_Given problem_
Write out the data below in full. Keep it exact.

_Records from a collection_
..............................
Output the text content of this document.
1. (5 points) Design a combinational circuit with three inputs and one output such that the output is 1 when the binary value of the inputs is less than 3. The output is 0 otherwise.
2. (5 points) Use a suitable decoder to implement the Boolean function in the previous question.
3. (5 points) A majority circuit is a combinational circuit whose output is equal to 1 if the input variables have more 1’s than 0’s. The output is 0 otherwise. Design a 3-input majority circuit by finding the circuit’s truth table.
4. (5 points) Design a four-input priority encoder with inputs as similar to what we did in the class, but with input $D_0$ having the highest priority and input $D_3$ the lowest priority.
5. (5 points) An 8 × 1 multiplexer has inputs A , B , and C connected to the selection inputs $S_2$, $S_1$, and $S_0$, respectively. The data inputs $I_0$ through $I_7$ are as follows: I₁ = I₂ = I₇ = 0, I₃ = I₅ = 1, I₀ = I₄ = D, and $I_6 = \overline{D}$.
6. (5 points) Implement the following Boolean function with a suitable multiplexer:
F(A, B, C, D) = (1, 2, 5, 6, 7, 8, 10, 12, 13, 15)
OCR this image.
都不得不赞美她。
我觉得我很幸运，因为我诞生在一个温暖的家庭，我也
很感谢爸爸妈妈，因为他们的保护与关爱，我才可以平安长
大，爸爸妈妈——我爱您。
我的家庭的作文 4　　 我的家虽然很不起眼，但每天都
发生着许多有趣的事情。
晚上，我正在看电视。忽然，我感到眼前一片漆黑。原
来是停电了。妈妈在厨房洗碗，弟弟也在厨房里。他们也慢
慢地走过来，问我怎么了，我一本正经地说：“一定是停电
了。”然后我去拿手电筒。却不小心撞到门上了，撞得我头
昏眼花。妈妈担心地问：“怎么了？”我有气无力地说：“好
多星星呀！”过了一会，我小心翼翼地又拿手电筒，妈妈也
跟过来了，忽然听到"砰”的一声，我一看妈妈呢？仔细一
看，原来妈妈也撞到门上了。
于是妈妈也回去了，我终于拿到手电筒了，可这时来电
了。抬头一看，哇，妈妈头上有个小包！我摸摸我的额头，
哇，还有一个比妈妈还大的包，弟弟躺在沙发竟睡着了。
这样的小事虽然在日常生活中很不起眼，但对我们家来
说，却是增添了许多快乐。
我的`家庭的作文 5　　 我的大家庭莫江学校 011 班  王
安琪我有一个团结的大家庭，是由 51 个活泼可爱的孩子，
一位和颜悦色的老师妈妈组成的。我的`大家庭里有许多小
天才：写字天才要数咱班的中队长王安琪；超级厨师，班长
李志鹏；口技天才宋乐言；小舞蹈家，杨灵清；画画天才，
..............................
_Task solution_
Output the text content of this document.
1. (5 points) Design a combinational circuit with three inputs and one output such that the output is 1 when the binary value of the inputs is less than 3. The output is 0 otherwise.
2. (5 points) Use a suitable decoder to implement the Boolean function in the previous question.
3. (5 points) A majority circuit is a combinational circuit whose output is equal to 1 if the input variables have more 1’s than 0’s. The output is 0 otherwise. Design a 3-input majority circuit by finding the circuit’s truth table.
4. (5 points) Design a four-input priority encoder with inputs as similar to what we did in the class, but with input $D_0$ having the highest priority and input $D_3$ the lowest priority.
5. (5 points) An 8 × 1 multiplexer has inputs A , B , and C connected to the selection inputs $S_2$, $S_1$, and $S_0$, respectively. The data inputs $I_0$ through $I_7$ are as follows: I₁ = I₂ = I₇ = 0, I₃ = I₅ = 1, I₀ = I₄ = D, and $I_6 = \overline{D}$.
6. (5 points) Implement the following Boolean function with a suitable multiplexer:
F(A, B, C, D) = (1, 2, 5, 6, 7, 8, 10, 12, 13, 15)
OCR this image.
都不得不赞美她。
我觉得我很幸运，因为我诞生在一个温暖的家庭，我也
很感谢爸爸妈妈，因为他们的保护与关爱，我才可以平安长
大，爸爸妈妈——我爱您。
我的家庭的作文 4　　 我的家虽然很不起眼，但每天都
发生着许多有趣的事情。
晚上，我正在看电视。忽然，我感到眼前一片漆黑。原
来是停电了。妈妈在厨房洗碗，弟弟也在厨房里。他们也慢
慢地走过来，问我怎么了，我一本正经地说：“一定是停电
了。”然后我去拿手电筒。却不小心撞到门上了，撞得我头
昏眼花。妈妈担心地问：“怎么了？”我有气无力地说：“好
多星星呀！”过了一会，我小心翼翼地又拿手电筒，妈妈也
跟过来了，忽然听到"砰”的一声，我一看妈妈呢？仔细一
看，原来妈妈也撞到门上了。
于是妈妈也回去了，我终于拿到手电筒了，可这时来电
了。抬头一看，哇，妈妈头上有个小包！我摸摸我的额头，
哇，还有一个比妈妈还大的包，弟弟躺在沙发竟睡着了。
这样的小事虽然在日常生活中很不起眼，但对我们家来
说，却是增添了许多快乐。
我的`家庭的作文 5　　 我的大家庭莫江学校 011 班  王
安琪我有一个团结的大家庭，是由 51 个活泼可爱的孩子，
一位和颜悦色的老师妈妈组成的。我的`大家庭里有许多小
天才：写字天才要数咱班的中队长王安琪；超级厨师，班长
李志鹏；口技天才宋乐言；小舞蹈家，杨灵清；画画天才，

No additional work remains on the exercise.